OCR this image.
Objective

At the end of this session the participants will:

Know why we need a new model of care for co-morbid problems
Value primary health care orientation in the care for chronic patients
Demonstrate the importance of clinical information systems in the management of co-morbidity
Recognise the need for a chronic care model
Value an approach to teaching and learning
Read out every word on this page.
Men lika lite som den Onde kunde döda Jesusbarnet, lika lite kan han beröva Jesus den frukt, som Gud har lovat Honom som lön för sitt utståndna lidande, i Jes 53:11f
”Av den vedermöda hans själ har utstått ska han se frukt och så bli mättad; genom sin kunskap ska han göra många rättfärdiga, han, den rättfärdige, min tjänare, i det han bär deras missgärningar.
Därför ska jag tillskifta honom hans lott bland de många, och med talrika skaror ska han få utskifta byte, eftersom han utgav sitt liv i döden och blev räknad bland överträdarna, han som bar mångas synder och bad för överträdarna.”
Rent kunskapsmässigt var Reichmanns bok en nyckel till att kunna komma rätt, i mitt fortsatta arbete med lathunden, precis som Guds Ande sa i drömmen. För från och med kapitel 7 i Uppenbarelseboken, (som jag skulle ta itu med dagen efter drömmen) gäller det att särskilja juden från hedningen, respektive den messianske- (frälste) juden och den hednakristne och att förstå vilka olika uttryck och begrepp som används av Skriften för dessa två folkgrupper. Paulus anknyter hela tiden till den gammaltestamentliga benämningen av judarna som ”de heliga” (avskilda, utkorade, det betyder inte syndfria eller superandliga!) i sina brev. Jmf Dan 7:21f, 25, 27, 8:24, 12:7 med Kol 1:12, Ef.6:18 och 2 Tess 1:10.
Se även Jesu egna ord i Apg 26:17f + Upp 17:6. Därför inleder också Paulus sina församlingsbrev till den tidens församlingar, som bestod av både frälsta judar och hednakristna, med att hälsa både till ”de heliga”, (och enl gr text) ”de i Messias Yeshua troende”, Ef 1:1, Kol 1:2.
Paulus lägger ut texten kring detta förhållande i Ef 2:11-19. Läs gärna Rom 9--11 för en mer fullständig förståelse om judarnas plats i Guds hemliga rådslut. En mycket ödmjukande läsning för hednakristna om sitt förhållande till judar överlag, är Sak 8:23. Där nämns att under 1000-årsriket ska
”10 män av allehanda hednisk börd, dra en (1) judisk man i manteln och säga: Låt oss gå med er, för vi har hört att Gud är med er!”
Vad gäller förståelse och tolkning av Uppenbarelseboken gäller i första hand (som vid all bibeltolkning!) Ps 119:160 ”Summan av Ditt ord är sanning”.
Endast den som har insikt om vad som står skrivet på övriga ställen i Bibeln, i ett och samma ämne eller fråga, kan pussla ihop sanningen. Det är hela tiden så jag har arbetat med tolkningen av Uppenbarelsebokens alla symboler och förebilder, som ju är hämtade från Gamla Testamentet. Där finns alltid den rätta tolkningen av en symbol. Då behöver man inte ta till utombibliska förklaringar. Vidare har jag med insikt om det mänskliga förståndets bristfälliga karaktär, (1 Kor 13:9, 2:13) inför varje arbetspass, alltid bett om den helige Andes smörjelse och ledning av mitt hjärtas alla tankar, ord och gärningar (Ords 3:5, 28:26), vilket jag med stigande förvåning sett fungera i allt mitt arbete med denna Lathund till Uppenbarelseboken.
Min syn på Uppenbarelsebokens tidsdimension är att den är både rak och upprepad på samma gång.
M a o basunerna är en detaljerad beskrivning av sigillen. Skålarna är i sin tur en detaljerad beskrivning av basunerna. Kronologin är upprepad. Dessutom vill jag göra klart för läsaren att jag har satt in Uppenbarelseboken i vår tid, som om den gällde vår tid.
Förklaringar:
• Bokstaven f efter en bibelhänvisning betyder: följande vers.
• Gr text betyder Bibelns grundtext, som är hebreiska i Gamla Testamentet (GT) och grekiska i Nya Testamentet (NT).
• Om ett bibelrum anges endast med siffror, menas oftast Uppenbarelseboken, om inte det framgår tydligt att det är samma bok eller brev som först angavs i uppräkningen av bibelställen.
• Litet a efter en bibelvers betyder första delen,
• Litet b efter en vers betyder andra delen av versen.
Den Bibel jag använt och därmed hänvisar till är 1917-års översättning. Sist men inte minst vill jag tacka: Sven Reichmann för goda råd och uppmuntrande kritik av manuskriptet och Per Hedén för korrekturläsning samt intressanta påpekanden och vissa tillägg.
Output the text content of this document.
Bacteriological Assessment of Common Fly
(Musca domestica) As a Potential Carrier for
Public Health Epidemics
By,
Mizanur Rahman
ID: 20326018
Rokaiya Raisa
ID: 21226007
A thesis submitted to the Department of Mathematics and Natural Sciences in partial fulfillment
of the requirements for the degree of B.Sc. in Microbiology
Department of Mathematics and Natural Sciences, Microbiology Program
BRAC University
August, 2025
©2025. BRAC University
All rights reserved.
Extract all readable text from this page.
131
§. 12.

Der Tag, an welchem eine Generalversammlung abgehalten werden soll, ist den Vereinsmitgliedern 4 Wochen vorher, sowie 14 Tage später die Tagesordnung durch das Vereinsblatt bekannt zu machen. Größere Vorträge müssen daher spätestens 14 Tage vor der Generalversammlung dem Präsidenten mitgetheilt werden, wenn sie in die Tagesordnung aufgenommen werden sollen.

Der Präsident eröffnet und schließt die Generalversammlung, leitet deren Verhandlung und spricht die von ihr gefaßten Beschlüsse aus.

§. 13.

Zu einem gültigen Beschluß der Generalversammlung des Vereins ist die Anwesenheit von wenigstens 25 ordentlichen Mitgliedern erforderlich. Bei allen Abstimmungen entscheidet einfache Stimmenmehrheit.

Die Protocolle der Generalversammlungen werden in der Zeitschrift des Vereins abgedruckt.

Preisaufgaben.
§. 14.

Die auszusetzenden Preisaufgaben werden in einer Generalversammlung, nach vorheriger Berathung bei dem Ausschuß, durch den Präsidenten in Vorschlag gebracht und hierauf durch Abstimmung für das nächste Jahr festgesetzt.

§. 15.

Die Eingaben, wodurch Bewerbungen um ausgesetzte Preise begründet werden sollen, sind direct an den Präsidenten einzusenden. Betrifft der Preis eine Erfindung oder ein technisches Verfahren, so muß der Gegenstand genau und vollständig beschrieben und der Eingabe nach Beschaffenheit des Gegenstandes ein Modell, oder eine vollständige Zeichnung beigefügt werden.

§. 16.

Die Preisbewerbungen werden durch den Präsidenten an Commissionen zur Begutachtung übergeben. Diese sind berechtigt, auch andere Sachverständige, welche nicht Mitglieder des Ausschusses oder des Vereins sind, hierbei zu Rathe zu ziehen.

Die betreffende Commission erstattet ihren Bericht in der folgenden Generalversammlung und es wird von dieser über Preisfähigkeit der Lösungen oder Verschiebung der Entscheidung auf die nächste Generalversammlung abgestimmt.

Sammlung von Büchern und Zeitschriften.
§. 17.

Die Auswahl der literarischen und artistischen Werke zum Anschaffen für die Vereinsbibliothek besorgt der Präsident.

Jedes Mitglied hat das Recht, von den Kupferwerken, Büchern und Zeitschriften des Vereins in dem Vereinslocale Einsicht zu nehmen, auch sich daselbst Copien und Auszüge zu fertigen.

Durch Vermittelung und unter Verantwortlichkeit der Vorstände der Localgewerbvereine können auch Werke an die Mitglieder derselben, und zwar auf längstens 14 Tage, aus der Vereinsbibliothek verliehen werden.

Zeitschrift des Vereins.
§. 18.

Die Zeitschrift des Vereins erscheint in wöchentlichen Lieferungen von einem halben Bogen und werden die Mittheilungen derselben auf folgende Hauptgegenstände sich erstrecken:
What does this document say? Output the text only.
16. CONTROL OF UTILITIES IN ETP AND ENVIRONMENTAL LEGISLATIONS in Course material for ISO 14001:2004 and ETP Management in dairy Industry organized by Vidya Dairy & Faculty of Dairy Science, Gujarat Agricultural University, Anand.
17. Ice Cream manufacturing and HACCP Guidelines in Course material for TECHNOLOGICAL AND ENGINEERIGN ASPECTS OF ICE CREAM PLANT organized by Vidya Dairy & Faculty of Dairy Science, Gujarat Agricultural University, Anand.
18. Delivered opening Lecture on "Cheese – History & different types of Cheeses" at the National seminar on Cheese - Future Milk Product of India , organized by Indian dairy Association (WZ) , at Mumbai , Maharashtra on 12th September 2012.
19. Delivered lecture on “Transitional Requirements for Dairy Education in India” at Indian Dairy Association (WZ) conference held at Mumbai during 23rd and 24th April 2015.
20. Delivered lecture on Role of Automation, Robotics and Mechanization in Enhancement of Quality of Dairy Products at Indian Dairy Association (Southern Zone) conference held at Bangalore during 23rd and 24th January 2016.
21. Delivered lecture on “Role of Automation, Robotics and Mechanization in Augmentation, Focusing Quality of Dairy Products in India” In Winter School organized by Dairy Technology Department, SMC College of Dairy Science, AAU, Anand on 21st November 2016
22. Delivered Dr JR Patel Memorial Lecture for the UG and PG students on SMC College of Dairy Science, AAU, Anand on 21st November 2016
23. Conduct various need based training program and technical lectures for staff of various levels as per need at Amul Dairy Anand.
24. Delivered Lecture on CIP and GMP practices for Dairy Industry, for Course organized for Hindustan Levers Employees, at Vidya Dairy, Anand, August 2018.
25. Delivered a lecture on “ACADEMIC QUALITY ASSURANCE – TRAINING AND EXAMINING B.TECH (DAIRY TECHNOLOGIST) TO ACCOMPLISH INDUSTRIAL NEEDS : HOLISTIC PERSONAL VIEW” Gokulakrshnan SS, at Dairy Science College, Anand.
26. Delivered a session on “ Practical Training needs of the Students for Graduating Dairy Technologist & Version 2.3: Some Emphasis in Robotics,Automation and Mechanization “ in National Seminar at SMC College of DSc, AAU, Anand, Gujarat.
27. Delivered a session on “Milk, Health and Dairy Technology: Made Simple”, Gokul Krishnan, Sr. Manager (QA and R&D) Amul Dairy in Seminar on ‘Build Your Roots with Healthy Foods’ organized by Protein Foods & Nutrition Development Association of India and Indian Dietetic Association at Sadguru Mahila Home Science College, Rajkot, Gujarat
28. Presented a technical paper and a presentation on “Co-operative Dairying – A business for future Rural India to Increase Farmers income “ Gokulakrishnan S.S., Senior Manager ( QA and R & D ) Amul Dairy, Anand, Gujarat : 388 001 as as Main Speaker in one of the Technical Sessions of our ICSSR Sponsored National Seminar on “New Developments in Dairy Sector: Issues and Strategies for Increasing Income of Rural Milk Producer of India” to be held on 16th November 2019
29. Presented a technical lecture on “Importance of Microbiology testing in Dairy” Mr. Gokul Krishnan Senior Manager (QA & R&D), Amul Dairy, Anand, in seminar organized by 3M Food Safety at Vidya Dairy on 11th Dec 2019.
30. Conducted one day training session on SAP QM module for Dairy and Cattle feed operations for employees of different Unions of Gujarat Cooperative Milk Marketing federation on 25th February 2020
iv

------------------------

• _WHAT TO WORK ON_
From the records above, show each line that contains the word "vill".

• _WORKED SOLUTION_
M a o basunerna är en detaljerad beskrivning av sigillen. Skålarna är i sin tur en detaljerad beskrivning av basunerna. Kronologin är upprepad. Dessutom vill jag göra klart för läsaren att jag har satt in Uppenbarelseboken i vår tid, som om den gällde vår tid.
Den Bibel jag använt och därmed hänvisar till är 1917-års översättning. Sist men inte minst vill jag tacka: Sven Reichmann för goda råd och uppmuntrande kritik av manuskriptet och Per Hedén för korrekturläsning samt intressanta påpekanden och vissa tillägg.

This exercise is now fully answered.